§ Exercise instructions
Say how many lines hold the string "noconv"; please write nothing but the number.
>>>
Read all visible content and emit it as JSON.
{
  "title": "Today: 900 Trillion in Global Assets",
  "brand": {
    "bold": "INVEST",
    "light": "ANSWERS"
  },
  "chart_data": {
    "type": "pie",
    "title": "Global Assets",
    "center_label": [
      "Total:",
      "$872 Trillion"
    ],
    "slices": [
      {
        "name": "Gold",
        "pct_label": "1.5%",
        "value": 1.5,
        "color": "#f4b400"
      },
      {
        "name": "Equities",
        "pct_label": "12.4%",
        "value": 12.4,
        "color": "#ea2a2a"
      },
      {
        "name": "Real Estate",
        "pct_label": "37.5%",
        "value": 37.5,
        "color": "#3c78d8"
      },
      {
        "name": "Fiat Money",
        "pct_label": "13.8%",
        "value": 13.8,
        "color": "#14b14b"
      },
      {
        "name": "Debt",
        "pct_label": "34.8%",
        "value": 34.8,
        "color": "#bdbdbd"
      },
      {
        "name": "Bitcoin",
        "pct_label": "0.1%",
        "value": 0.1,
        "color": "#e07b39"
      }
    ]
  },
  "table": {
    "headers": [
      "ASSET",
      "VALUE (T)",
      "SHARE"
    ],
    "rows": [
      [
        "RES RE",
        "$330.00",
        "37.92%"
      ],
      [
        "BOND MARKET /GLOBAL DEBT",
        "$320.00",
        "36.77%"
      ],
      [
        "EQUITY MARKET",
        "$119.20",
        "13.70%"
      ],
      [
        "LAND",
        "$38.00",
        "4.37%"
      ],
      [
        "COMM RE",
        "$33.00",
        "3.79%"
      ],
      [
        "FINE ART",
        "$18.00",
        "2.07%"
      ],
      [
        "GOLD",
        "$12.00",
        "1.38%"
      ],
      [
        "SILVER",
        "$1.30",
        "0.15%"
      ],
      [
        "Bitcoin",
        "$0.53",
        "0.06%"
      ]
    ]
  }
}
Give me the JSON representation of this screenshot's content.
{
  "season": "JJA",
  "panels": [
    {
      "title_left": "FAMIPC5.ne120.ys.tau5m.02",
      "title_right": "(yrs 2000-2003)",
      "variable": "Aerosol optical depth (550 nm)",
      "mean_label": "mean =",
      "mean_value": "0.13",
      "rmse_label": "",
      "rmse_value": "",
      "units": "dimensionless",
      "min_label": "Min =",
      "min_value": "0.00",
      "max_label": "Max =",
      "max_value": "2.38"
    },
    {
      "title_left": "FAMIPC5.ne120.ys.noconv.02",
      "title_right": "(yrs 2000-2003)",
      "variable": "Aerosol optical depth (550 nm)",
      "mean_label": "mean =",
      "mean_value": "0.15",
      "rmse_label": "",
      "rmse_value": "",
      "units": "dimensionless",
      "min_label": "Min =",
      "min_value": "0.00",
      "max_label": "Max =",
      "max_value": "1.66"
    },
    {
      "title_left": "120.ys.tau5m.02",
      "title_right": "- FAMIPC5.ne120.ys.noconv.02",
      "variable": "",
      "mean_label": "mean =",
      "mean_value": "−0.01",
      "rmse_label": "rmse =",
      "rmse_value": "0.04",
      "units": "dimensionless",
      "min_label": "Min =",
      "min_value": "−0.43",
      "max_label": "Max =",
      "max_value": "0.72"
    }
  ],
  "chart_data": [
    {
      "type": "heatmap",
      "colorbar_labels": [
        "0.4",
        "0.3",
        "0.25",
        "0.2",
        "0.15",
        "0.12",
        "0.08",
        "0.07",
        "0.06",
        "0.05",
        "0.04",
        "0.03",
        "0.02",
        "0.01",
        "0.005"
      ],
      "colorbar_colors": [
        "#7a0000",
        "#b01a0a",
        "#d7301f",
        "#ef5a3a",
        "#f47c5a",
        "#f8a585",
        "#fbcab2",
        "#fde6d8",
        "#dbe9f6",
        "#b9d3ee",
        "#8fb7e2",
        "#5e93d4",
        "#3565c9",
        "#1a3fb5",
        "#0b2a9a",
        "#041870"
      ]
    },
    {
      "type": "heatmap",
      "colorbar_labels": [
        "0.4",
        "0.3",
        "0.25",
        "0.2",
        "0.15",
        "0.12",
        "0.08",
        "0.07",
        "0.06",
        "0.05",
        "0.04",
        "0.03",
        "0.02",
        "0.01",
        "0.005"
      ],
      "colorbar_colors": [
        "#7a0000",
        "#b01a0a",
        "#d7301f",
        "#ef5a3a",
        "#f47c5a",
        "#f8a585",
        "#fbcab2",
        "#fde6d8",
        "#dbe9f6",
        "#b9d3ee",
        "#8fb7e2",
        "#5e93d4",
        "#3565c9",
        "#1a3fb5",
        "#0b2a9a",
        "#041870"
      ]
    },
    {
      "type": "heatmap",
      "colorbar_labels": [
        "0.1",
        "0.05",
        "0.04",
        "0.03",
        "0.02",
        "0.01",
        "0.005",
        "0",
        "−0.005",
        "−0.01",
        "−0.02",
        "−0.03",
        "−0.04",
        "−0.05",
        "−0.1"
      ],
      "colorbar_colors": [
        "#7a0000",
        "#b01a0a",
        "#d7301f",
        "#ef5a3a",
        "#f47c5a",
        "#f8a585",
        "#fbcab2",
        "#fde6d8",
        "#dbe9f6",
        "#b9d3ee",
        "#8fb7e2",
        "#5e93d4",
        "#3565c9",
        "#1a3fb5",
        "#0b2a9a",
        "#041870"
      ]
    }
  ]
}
<<<
§ Exercise answer
2